▶ GOAL: The complete listing should be restated exactly.

== ENTRIES SHOWN

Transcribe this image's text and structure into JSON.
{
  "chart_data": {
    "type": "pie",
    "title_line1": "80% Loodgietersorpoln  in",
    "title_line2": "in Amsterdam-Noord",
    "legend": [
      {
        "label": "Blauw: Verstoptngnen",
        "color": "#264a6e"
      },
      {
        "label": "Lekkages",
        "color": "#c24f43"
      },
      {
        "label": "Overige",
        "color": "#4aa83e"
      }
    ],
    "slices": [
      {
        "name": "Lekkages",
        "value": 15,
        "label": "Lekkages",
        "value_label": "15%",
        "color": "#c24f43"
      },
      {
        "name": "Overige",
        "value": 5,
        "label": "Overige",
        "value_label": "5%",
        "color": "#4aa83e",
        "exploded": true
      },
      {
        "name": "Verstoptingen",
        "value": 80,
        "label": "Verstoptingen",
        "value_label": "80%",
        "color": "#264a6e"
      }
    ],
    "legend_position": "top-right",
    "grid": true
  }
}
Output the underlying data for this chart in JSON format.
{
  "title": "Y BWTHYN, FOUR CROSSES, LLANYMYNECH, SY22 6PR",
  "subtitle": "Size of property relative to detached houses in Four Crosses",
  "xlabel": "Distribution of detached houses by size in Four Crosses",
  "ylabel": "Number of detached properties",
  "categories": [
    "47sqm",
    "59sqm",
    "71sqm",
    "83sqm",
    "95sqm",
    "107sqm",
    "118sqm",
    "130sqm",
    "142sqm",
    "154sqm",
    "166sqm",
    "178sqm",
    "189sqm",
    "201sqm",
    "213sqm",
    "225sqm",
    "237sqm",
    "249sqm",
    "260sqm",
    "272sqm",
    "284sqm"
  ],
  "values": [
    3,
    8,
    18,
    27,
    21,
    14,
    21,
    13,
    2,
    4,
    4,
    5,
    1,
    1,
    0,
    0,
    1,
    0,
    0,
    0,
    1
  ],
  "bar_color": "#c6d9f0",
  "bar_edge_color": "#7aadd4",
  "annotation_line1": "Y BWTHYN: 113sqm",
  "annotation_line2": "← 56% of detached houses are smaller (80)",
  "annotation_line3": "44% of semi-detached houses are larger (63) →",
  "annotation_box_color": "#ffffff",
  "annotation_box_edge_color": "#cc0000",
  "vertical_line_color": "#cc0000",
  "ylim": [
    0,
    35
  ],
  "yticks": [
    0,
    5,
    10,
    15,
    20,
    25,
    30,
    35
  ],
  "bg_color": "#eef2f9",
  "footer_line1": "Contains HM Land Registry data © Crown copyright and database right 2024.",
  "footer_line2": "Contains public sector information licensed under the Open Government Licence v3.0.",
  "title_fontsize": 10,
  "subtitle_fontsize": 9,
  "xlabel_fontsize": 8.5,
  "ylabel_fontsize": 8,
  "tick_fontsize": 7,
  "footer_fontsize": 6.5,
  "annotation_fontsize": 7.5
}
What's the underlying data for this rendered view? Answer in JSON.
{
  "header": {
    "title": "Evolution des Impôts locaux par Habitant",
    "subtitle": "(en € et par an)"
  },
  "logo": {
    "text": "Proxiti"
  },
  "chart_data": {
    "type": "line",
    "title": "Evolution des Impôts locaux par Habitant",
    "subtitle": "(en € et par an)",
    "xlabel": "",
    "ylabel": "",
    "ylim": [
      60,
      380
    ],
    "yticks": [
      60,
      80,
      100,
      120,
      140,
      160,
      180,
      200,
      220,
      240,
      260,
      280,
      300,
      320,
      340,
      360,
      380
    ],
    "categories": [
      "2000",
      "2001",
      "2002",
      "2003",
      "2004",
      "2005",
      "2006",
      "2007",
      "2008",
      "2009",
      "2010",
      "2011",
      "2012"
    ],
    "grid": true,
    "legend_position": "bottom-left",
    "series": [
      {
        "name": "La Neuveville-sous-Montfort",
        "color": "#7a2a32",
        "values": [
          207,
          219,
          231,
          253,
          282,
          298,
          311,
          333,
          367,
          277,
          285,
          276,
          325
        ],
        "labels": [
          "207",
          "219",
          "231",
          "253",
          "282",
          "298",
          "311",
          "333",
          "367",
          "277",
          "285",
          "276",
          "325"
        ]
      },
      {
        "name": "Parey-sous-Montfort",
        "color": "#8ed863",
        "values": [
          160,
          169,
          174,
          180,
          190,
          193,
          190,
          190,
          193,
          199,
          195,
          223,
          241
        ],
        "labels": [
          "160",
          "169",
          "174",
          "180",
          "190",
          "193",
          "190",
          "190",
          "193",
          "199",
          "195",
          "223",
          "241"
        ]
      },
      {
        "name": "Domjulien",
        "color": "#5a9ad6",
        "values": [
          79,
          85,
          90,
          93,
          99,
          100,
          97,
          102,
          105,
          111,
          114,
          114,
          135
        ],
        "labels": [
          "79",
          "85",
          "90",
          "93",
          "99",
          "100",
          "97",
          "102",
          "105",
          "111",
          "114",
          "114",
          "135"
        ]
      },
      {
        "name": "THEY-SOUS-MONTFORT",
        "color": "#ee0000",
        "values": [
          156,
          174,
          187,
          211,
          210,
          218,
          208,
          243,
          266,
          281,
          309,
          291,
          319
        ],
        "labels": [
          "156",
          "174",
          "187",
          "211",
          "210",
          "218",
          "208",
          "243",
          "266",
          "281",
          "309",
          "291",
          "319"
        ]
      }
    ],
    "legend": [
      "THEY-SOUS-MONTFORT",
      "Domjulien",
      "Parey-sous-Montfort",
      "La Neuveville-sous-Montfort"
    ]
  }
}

====

▶ FINAL RESULT:
Transcribe this image's text and structure into JSON.
{
  "chart_data": {
    "type": "pie",
    "title_line1": "80% Loodgietersorpoln  in",
    "title_line2": "in Amsterdam-Noord",
    "legend": [
      {
        "label": "Blauw: Verstoptngnen",
        "color": "#264a6e"
      },
      {
        "label": "Lekkages",
        "color": "#c24f43"
      },
      {
        "label": "Overige",
        "color": "#4aa83e"
      }
    ],
    "slices": [
      {
        "name": "Lekkages",
        "value": 15,
        "label": "Lekkages",
        "value_label": "15%",
        "color": "#c24f43"
      },
      {
        "name": "Overige",
        "value": 5,
        "label": "Overige",
        "value_label": "5%",
        "color": "#4aa83e",
        "exploded": true
      },
      {
        "name": "Verstoptingen",
        "value": 80,
        "label": "Verstoptingen",
        "value_label": "80%",
        "color": "#264a6e"
      }
    ],
    "legend_position": "top-right",
    "grid": true
  }
}
Output the underlying data for this chart in JSON format.
{
  "title": "Y BWTHYN, FOUR CROSSES, LLANYMYNECH, SY22 6PR",
  "subtitle": "Size of property relative to detached houses in Four Crosses",
  "xlabel": "Distribution of detached houses by size in Four Crosses",
  "ylabel": "Number of detached properties",
  "categories": [
    "47sqm",
    "59sqm",
    "71sqm",
    "83sqm",
    "95sqm",
    "107sqm",
    "118sqm",
    "130sqm",
    "142sqm",
    "154sqm",
    "166sqm",
    "178sqm",
    "189sqm",
    "201sqm",
    "213sqm",
    "225sqm",
    "237sqm",
    "249sqm",
    "260sqm",
    "272sqm",
    "284sqm"
  ],
  "values": [
    3,
    8,
    18,
    27,
    21,
    14,
    21,
    13,
    2,
    4,
    4,
    5,
    1,
    1,
    0,
    0,
    1,
    0,
    0,
    0,
    1
  ],
  "bar_color": "#c6d9f0",
  "bar_edge_color": "#7aadd4",
  "annotation_line1": "Y BWTHYN: 113sqm",
  "annotation_line2": "← 56% of detached houses are smaller (80)",
  "annotation_line3": "44% of semi-detached houses are larger (63) →",
  "annotation_box_color": "#ffffff",
  "annotation_box_edge_color": "#cc0000",
  "vertical_line_color": "#cc0000",
  "ylim": [
    0,
    35
  ],
  "yticks": [
    0,
    5,
    10,
    15,
    20,
    25,
    30,
    35
  ],
  "bg_color": "#eef2f9",
  "footer_line1": "Contains HM Land Registry data © Crown copyright and database right 2024.",
  "footer_line2": "Contains public sector information licensed under the Open Government Licence v3.0.",
  "title_fontsize": 10,
  "subtitle_fontsize": 9,
  "xlabel_fontsize": 8.5,
  "ylabel_fontsize": 8,
  "tick_fontsize": 7,
  "footer_fontsize": 6.5,
  "annotation_fontsize": 7.5
}
What's the underlying data for this rendered view? Answer in JSON.
{
  "header": {
    "title": "Evolution des Impôts locaux par Habitant",
    "subtitle": "(en € et par an)"
  },
  "logo": {
    "text": "Proxiti"
  },
  "chart_data": {
    "type": "line",
    "title": "Evolution des Impôts locaux par Habitant",
    "subtitle": "(en € et par an)",
    "xlabel": "",
    "ylabel": "",
    "ylim": [
      60,
      380
    ],
    "yticks": [
      60,
      80,
      100,
      120,
      140,
      160,
      180,
      200,
      220,
      240,
      260,
      280,
      300,
      320,
      340,
      360,
      380
    ],
    "categories": [
      "2000",
      "2001",
      "2002",
      "2003",
      "2004",
      "2005",
      "2006",
      "2007",
      "2008",
      "2009",
      "2010",
      "2011",
      "2012"
    ],
    "grid": true,
    "legend_position": "bottom-left",
    "series": [
      {
        "name": "La Neuveville-sous-Montfort",
        "color": "#7a2a32",
        "values": [
          207,
          219,
          231,
          253,
          282,
          298,
          311,
          333,
          367,
          277,
          285,
          276,
          325
        ],
        "labels": [
          "207",
          "219",
          "231",
          "253",
          "282",
          "298",
          "311",
          "333",
          "367",
          "277",
          "285",
          "276",
          "325"
        ]
      },
      {
        "name": "Parey-sous-Montfort",
        "color": "#8ed863",
        "values": [
          160,
          169,
          174,
          180,
          190,
          193,
          190,
          190,
          193,
          199,
          195,
          223,
          241
        ],
        "labels": [
          "160",
          "169",
          "174",
          "180",
          "190",
          "193",
          "190",
          "190",
          "193",
          "199",
          "195",
          "223",
          "241"
        ]
      },
      {
        "name": "Domjulien",
        "color": "#5a9ad6",
        "values": [
          79,
          85,
          90,
          93,
          99,
          100,
          97,
          102,
          105,
          111,
          114,
          114,
          135
        ],
        "labels": [
          "79",
          "85",
          "90",
          "93",
          "99",
          "100",
          "97",
          "102",
          "105",
          "111",
          "114",
          "114",
          "135"
        ]
      },
      {
        "name": "THEY-SOUS-MONTFORT",
        "color": "#ee0000",
        "values": [
          156,
          174,
          187,
          211,
          210,
          218,
          208,
          243,
          266,
          281,
          309,
          291,
          319
        ],
        "labels": [
          "156",
          "174",
          "187",
          "211",
          "210",
          "218",
          "208",
          "243",
          "266",
          "281",
          "309",
          "291",
          "319"
        ]
      }
    ],
    "legend": [
      "THEY-SOUS-MONTFORT",
      "Domjulien",
      "Parey-sous-Montfort",
      "La Neuveville-sous-Montfort"
    ]
  }
}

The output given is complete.